====== Source records

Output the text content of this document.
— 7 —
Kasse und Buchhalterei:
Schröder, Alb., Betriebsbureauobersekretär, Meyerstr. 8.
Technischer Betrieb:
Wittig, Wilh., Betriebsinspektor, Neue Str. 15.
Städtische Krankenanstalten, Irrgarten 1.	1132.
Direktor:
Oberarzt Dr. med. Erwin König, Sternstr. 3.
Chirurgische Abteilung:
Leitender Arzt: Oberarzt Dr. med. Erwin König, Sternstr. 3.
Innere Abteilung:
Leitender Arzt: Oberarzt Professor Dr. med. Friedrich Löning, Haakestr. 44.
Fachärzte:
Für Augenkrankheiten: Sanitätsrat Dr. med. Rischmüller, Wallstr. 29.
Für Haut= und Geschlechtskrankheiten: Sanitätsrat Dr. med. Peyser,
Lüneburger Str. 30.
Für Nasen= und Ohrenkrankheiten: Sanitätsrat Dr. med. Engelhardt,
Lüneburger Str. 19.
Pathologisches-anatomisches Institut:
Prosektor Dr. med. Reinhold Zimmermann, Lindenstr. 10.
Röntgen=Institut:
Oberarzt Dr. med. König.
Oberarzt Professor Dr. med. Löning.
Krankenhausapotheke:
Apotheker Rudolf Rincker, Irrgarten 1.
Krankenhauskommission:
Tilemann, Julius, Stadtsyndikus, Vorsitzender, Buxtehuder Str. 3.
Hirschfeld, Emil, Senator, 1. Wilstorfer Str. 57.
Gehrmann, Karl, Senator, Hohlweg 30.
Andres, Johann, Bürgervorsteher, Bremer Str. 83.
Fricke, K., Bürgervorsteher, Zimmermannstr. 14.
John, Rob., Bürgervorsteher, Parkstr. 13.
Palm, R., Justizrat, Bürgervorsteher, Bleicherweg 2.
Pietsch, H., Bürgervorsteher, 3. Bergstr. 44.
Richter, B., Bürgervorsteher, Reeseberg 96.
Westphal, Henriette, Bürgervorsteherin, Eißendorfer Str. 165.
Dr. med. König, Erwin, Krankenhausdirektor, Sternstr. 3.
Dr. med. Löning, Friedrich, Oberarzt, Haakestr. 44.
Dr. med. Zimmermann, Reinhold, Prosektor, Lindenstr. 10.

============

- Requirement: Count the lines above that contain the word "Haakestr", and reply with only that number.

- Exercise solution: 2